● **Given task**: Where a line in the listing contains the string "cost", copy that line out.

● **Records shown**:
■ ■ ■ ■ ■
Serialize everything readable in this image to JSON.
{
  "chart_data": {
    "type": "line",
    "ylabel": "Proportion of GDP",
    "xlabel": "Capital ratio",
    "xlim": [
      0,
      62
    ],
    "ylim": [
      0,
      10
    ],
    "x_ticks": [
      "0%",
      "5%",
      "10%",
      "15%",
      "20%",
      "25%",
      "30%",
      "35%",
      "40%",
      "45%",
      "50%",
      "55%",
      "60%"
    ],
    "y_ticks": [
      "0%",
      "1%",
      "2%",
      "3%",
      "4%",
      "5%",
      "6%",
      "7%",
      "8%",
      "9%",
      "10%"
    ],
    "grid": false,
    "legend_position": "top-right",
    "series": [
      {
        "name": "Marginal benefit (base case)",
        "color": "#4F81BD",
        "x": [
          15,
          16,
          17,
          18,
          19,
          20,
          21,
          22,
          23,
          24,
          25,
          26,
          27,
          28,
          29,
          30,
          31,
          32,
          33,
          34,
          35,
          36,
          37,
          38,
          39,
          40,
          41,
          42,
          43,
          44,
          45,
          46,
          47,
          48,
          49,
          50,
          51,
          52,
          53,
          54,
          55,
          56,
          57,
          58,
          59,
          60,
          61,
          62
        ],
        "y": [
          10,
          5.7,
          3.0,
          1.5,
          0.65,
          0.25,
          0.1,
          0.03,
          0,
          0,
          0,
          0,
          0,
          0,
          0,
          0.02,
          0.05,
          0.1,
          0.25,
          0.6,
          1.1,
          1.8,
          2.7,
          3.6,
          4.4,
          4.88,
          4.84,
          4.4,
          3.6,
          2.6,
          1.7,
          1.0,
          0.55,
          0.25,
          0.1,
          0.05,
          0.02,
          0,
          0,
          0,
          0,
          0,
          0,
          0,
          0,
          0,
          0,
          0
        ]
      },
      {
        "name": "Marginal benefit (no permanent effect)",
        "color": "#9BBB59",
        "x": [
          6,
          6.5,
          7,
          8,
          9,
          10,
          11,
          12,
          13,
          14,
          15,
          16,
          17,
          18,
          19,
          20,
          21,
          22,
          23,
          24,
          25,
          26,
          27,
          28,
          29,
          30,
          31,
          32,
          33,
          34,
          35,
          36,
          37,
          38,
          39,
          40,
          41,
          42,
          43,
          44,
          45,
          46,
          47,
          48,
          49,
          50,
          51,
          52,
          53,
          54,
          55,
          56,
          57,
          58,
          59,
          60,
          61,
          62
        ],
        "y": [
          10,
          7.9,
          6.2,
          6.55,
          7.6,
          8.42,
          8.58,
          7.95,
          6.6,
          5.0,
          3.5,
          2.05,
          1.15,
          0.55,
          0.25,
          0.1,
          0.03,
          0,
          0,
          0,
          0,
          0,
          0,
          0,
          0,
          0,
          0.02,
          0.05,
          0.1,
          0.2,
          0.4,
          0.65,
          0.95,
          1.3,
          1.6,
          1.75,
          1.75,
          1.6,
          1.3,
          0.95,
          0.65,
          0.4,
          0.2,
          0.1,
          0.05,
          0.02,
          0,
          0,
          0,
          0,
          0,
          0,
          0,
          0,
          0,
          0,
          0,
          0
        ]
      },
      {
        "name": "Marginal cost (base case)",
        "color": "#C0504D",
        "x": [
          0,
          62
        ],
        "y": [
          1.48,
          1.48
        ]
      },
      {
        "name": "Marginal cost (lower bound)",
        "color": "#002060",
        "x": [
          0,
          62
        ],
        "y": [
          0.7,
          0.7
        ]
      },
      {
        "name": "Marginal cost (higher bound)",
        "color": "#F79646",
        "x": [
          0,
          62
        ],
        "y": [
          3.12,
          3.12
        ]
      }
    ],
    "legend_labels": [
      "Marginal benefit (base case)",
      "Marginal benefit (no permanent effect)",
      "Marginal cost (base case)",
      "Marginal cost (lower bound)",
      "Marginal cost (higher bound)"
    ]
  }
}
■ ■ ■ ■ ■
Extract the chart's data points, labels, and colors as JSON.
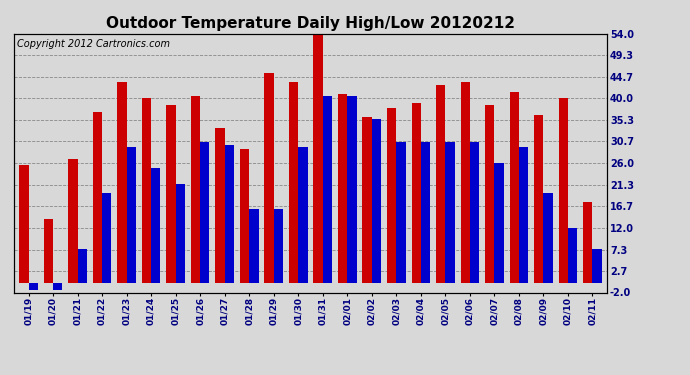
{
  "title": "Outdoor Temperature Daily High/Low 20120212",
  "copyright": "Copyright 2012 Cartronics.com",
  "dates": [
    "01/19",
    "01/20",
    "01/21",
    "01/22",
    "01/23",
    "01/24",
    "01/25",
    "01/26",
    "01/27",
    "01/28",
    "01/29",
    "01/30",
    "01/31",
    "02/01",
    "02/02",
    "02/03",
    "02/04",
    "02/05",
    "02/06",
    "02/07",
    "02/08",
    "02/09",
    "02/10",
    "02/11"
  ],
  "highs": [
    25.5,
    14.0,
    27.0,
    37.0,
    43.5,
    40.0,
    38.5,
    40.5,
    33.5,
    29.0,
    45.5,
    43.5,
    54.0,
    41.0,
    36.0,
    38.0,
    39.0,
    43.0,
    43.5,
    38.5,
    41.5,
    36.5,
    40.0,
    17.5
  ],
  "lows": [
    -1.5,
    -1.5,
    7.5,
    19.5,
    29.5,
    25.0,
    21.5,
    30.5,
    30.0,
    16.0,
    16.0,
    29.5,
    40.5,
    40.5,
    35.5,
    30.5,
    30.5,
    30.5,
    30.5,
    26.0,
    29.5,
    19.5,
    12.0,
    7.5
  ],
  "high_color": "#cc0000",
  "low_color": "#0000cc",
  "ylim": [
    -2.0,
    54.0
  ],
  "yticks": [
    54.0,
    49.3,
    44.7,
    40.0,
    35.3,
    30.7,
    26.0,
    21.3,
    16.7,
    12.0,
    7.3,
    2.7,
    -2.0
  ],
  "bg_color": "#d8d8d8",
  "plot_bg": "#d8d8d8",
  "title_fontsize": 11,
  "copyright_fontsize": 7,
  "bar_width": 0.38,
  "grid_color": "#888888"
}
■ ■ ■ ■ ■
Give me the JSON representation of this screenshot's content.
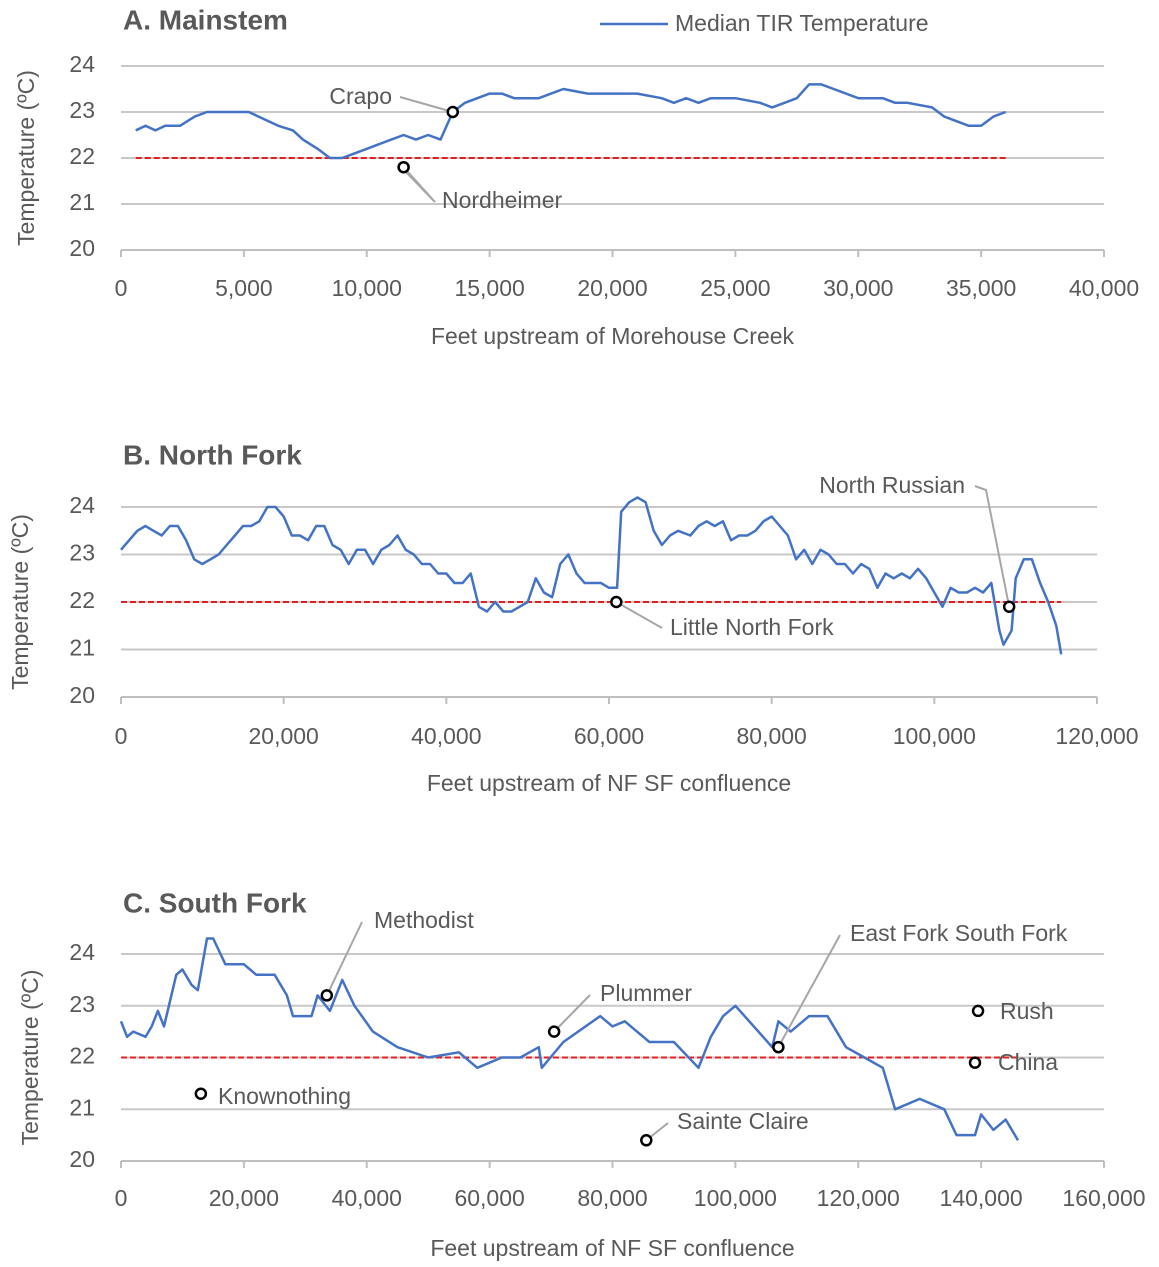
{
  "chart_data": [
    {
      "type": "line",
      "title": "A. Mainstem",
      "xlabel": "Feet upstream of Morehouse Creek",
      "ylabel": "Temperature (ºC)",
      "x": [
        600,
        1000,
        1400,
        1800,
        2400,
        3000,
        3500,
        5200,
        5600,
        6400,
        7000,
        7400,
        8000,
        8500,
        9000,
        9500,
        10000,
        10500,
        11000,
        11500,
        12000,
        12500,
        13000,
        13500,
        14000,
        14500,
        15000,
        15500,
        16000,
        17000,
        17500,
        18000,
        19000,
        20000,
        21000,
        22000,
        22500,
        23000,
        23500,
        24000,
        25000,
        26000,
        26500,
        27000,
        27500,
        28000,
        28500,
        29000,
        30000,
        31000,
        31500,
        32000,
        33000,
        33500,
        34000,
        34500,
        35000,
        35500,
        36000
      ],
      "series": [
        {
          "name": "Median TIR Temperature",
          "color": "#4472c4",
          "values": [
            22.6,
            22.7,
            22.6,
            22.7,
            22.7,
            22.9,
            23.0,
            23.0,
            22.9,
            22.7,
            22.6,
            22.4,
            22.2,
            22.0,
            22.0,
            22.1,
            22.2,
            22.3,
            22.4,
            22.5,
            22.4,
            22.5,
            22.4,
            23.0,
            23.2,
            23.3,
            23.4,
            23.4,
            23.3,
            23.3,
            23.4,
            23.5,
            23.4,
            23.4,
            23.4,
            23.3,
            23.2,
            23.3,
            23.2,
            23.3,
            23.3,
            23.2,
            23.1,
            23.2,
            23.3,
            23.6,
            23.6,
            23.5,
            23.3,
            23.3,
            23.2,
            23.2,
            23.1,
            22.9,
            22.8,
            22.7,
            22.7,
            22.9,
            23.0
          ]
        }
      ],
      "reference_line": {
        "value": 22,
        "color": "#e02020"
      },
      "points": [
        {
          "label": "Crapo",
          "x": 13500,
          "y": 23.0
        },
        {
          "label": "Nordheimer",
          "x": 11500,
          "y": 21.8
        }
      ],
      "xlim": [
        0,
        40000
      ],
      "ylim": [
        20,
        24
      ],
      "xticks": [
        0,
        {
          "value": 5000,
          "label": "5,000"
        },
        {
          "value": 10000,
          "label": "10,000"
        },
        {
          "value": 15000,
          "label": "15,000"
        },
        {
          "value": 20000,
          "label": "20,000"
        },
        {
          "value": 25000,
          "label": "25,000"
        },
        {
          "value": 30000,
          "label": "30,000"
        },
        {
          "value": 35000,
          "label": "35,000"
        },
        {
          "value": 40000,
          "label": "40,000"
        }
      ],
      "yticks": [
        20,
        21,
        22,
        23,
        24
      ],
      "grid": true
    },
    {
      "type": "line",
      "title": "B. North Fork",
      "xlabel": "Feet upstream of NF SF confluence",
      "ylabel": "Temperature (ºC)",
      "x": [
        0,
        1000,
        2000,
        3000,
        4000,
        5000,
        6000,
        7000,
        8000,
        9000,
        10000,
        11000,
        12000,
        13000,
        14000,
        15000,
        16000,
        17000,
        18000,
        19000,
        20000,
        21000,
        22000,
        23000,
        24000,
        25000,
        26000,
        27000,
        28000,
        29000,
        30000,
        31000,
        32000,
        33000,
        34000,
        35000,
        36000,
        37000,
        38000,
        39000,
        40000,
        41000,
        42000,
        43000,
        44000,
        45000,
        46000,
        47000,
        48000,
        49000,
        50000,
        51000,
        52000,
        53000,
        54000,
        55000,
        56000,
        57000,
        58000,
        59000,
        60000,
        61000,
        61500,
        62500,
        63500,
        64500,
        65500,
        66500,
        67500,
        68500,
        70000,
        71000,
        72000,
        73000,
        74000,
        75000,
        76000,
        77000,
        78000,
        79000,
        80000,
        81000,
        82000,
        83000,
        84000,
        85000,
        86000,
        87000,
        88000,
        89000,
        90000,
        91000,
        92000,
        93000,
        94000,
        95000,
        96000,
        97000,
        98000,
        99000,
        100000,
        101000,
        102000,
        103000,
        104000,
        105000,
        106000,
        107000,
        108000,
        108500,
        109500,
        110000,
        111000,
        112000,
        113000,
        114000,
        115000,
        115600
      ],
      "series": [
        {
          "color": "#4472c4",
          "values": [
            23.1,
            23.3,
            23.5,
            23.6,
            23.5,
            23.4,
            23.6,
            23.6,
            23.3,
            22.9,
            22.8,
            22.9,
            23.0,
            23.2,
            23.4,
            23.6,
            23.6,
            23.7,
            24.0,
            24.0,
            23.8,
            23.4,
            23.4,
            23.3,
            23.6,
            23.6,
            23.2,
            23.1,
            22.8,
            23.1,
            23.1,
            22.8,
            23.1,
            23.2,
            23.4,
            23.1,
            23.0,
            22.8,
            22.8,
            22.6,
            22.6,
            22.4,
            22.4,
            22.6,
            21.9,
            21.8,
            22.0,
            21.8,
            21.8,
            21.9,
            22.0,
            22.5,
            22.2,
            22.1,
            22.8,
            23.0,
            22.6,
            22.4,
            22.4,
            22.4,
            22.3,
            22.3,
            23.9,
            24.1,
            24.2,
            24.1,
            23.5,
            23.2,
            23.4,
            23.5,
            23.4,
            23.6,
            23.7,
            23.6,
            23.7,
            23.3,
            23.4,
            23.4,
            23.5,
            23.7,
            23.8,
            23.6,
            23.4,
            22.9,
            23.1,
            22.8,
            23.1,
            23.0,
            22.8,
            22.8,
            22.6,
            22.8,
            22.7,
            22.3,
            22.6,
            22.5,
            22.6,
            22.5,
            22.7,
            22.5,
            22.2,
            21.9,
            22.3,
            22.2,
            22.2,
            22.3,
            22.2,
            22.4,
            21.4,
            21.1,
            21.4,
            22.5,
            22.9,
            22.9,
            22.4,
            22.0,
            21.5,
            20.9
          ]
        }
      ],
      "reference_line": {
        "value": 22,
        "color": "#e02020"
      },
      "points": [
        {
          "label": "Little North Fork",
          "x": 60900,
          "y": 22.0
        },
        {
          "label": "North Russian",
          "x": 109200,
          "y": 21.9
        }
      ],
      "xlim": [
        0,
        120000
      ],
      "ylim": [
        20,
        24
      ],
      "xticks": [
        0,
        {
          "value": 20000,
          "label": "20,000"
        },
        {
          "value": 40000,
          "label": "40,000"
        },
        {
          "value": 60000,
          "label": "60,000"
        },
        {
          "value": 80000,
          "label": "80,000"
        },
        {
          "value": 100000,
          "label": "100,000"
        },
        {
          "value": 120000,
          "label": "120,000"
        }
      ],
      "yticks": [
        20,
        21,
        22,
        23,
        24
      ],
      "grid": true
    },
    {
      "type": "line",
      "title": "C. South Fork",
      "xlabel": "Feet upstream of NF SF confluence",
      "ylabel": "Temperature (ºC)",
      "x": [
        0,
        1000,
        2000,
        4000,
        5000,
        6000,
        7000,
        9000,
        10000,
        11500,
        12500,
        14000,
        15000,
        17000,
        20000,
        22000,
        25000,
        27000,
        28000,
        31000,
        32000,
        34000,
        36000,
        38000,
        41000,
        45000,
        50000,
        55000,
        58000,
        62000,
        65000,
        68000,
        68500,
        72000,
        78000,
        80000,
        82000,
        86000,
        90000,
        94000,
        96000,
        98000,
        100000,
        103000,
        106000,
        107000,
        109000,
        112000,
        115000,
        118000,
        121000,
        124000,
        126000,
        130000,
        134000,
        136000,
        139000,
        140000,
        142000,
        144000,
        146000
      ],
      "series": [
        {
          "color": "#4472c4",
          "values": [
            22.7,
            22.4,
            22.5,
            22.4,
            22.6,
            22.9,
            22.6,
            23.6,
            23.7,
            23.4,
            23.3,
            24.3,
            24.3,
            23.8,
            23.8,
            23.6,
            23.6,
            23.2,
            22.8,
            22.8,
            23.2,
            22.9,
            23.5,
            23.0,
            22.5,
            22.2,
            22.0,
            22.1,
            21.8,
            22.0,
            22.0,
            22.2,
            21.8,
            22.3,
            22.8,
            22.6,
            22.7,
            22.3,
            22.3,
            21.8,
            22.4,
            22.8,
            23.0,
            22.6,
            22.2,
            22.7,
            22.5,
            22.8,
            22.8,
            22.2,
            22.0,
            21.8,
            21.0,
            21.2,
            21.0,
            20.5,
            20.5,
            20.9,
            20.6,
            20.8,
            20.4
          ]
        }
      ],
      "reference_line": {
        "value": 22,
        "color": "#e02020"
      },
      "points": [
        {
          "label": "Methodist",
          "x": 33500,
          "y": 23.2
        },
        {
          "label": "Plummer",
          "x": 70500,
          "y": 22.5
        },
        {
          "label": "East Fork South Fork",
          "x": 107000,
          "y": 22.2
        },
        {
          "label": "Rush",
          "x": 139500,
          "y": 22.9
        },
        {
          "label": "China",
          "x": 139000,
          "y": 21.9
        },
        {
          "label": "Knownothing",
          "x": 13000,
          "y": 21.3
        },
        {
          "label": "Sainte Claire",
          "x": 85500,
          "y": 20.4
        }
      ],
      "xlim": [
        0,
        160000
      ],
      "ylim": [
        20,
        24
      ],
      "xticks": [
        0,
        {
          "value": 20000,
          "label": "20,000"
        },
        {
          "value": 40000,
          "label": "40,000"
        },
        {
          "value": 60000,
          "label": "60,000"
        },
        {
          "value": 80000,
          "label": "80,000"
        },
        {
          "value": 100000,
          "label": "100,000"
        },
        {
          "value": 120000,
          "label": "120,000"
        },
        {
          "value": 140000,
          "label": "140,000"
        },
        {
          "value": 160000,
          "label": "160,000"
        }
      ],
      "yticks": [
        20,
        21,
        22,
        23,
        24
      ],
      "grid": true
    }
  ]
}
■ ■ ■ ■ ■
● **Written solution**:
        "name": "Marginal cost (base case)",
        "name": "Marginal cost (lower bound)",
        "name": "Marginal cost (higher bound)",
      "Marginal cost (base case)",
      "Marginal cost (lower bound)",
      "Marginal cost (higher bound)"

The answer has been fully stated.